WHAT YOU NEED TO DO: Write the data below out exactly as it stands. Do not include the pictures.

INFORMATION PROVIDED:
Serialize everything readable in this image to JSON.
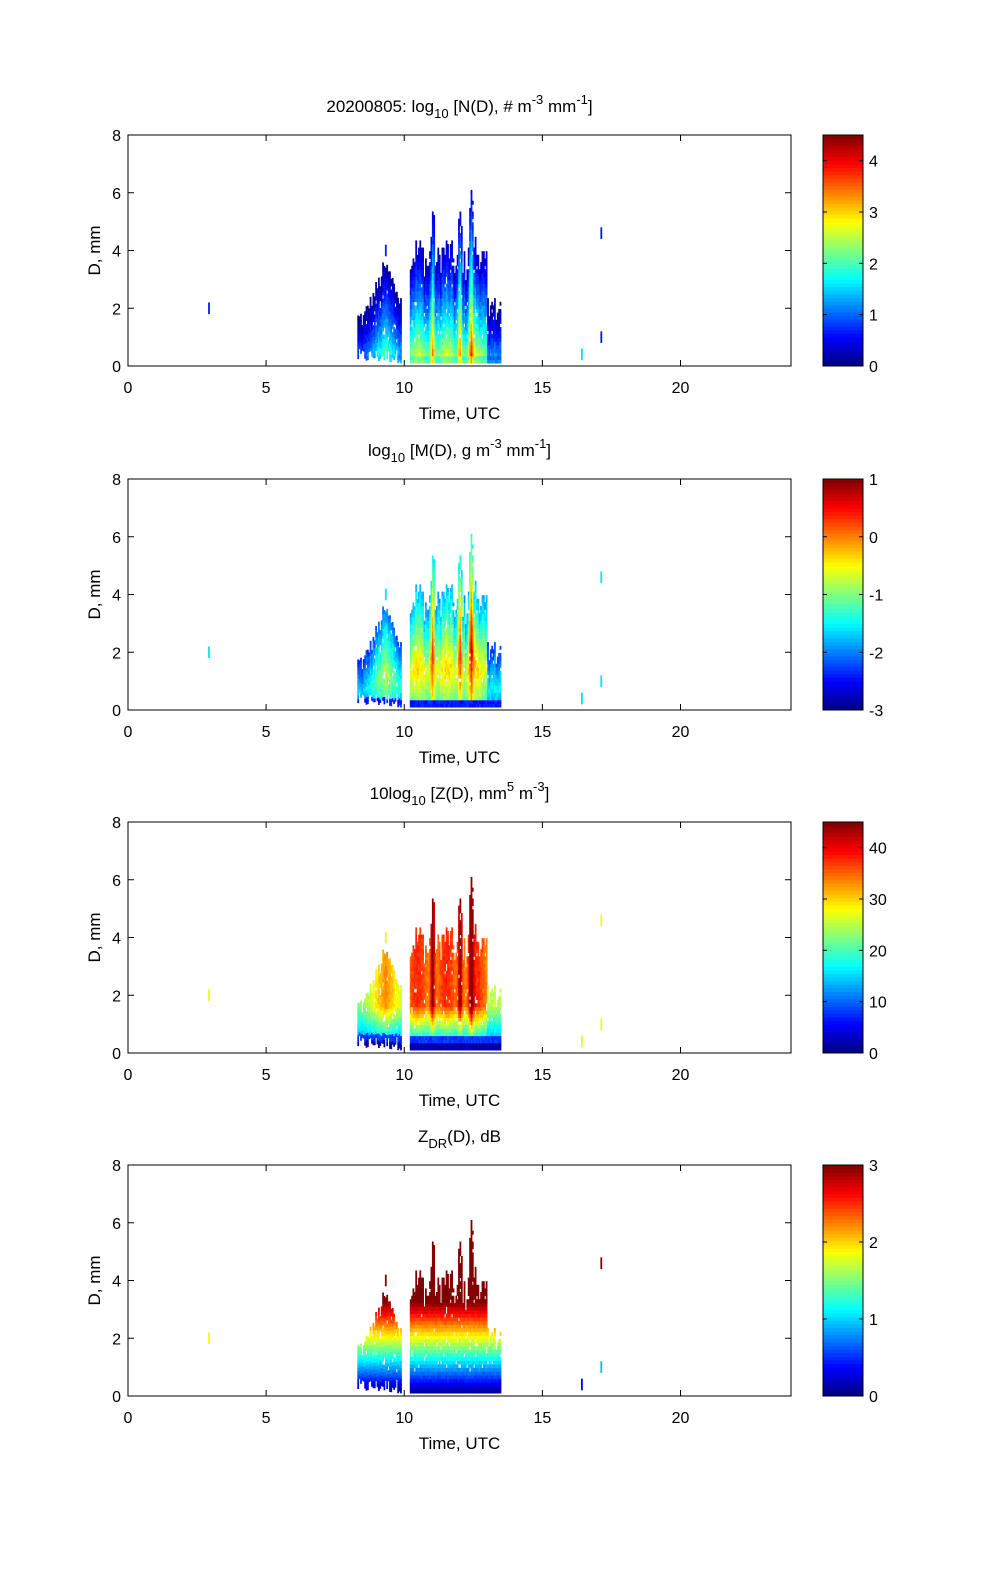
{
  "chart_data": [
    {
      "type": "heatmap",
      "title_parts": {
        "pre": "20200805: log",
        "sub": "10",
        "mid1": " [N(D), # m",
        "sup1": "-3",
        "mid2": " mm",
        "sup2": "-1",
        "post": "]"
      },
      "title": "20200805: log10 [N(D), # m-3 mm-1]",
      "xlabel": "Time, UTC",
      "ylabel": "D, mm",
      "xlim": [
        0,
        24
      ],
      "ylim": [
        0,
        8
      ],
      "xticks": [
        "0",
        "5",
        "10",
        "15",
        "20"
      ],
      "yticks": [
        "0",
        "2",
        "4",
        "6",
        "8"
      ],
      "clim": [
        0,
        4.5
      ],
      "cticks": [
        "0",
        "1",
        "2",
        "3",
        "4"
      ],
      "field": "N"
    },
    {
      "type": "heatmap",
      "title_parts": {
        "pre": "log",
        "sub": "10",
        "mid1": " [M(D), g m",
        "sup1": "-3",
        "mid2": " mm",
        "sup2": "-1",
        "post": "]"
      },
      "title": "log10 [M(D), g m-3 mm-1]",
      "xlabel": "Time, UTC",
      "ylabel": "D, mm",
      "xlim": [
        0,
        24
      ],
      "ylim": [
        0,
        8
      ],
      "xticks": [
        "0",
        "5",
        "10",
        "15",
        "20"
      ],
      "yticks": [
        "0",
        "2",
        "4",
        "6",
        "8"
      ],
      "clim": [
        -3,
        1
      ],
      "cticks": [
        "-3",
        "-2",
        "-1",
        "0",
        "1"
      ],
      "field": "M"
    },
    {
      "type": "heatmap",
      "title_parts": {
        "pre": "10log",
        "sub": "10",
        "mid1": " [Z(D),  mm",
        "sup1": "5",
        "mid2": " m",
        "sup2": "-3",
        "post": "]"
      },
      "title": "10log10 [Z(D),  mm5 m-3]",
      "xlabel": "Time, UTC",
      "ylabel": "D, mm",
      "xlim": [
        0,
        24
      ],
      "ylim": [
        0,
        8
      ],
      "xticks": [
        "0",
        "5",
        "10",
        "15",
        "20"
      ],
      "yticks": [
        "0",
        "2",
        "4",
        "6",
        "8"
      ],
      "clim": [
        0,
        45
      ],
      "cticks": [
        "0",
        "10",
        "20",
        "30",
        "40"
      ],
      "field": "Z"
    },
    {
      "type": "heatmap",
      "title_parts": {
        "pre": "Z",
        "sub": "DR",
        "mid1": "(D), dB",
        "sup1": "",
        "mid2": "",
        "sup2": "",
        "post": ""
      },
      "title": "ZDR(D), dB",
      "xlabel": "Time, UTC",
      "ylabel": "D, mm",
      "xlim": [
        0,
        24
      ],
      "ylim": [
        0,
        8
      ],
      "xticks": [
        "0",
        "5",
        "10",
        "15",
        "20"
      ],
      "yticks": [
        "0",
        "2",
        "4",
        "6",
        "8"
      ],
      "clim": [
        0,
        3
      ],
      "cticks": [
        "0",
        "1",
        "2",
        "3"
      ],
      "field": "ZDR"
    }
  ],
  "echo": {
    "episode1_time": [
      8.3,
      9.9
    ],
    "episode2_time": [
      10.2,
      13.5
    ],
    "peak_times": [
      11.0,
      12.0,
      12.4
    ],
    "max_diameter": 6.0,
    "isolated_points": [
      {
        "t": 2.9,
        "d": 2.0
      },
      {
        "t": 9.3,
        "d": 4.0
      },
      {
        "t": 16.4,
        "d": 0.4
      },
      {
        "t": 17.1,
        "d": 1.0
      },
      {
        "t": 17.1,
        "d": 4.6
      }
    ]
  },
  "colors": {
    "axis": "#000000",
    "background": "#ffffff"
  }
}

SOLUTION TO THE EXERCISE:
Serialize everything readable in this image to JSON.
{
  "chart_data": [
    {
      "type": "heatmap",
      "title_parts": {
        "pre": "20200805: log",
        "sub": "10",
        "mid1": " [N(D), # m",
        "sup1": "-3",
        "mid2": " mm",
        "sup2": "-1",
        "post": "]"
      },
      "title": "20200805: log10 [N(D), # m-3 mm-1]",
      "xlabel": "Time, UTC",
      "ylabel": "D, mm",
      "xlim": [
        0,
        24
      ],
      "ylim": [
        0,
        8
      ],
      "xticks": [
        "0",
        "5",
        "10",
        "15",
        "20"
      ],
      "yticks": [
        "0",
        "2",
        "4",
        "6",
        "8"
      ],
      "clim": [
        0,
        4.5
      ],
      "cticks": [
        "0",
        "1",
        "2",
        "3",
        "4"
      ],
      "field": "N"
    },
    {
      "type": "heatmap",
      "title_parts": {
        "pre": "log",
        "sub": "10",
        "mid1": " [M(D), g m",
        "sup1": "-3",
        "mid2": " mm",
        "sup2": "-1",
        "post": "]"
      },
      "title": "log10 [M(D), g m-3 mm-1]",
      "xlabel": "Time, UTC",
      "ylabel": "D, mm",
      "xlim": [
        0,
        24
      ],
      "ylim": [
        0,
        8
      ],
      "xticks": [
        "0",
        "5",
        "10",
        "15",
        "20"
      ],
      "yticks": [
        "0",
        "2",
        "4",
        "6",
        "8"
      ],
      "clim": [
        -3,
        1
      ],
      "cticks": [
        "-3",
        "-2",
        "-1",
        "0",
        "1"
      ],
      "field": "M"
    },
    {
      "type": "heatmap",
      "title_parts": {
        "pre": "10log",
        "sub": "10",
        "mid1": " [Z(D),  mm",
        "sup1": "5",
        "mid2": " m",
        "sup2": "-3",
        "post": "]"
      },
      "title": "10log10 [Z(D),  mm5 m-3]",
      "xlabel": "Time, UTC",
      "ylabel": "D, mm",
      "xlim": [
        0,
        24
      ],
      "ylim": [
        0,
        8
      ],
      "xticks": [
        "0",
        "5",
        "10",
        "15",
        "20"
      ],
      "yticks": [
        "0",
        "2",
        "4",
        "6",
        "8"
      ],
      "clim": [
        0,
        45
      ],
      "cticks": [
        "0",
        "10",
        "20",
        "30",
        "40"
      ],
      "field": "Z"
    },
    {
      "type": "heatmap",
      "title_parts": {
        "pre": "Z",
        "sub": "DR",
        "mid1": "(D), dB",
        "sup1": "",
        "mid2": "",
        "sup2": "",
        "post": ""
      },
      "title": "ZDR(D), dB",
      "xlabel": "Time, UTC",
      "ylabel": "D, mm",
      "xlim": [
        0,
        24
      ],
      "ylim": [
        0,
        8
      ],
      "xticks": [
        "0",
        "5",
        "10",
        "15",
        "20"
      ],
      "yticks": [
        "0",
        "2",
        "4",
        "6",
        "8"
      ],
      "clim": [
        0,
        3
      ],
      "cticks": [
        "0",
        "1",
        "2",
        "3"
      ],
      "field": "ZDR"
    }
  ],
  "echo": {
    "episode1_time": [
      8.3,
      9.9
    ],
    "episode2_time": [
      10.2,
      13.5
    ],
    "peak_times": [
      11.0,
      12.0,
      12.4
    ],
    "max_diameter": 6.0,
    "isolated_points": [
      {
        "t": 2.9,
        "d": 2.0
      },
      {
        "t": 9.3,
        "d": 4.0
      },
      {
        "t": 16.4,
        "d": 0.4
      },
      {
        "t": 17.1,
        "d": 1.0
      },
      {
        "t": 17.1,
        "d": 4.6
      }
    ]
  },
  "colors": {
    "axis": "#000000",
    "background": "#ffffff"
  }
}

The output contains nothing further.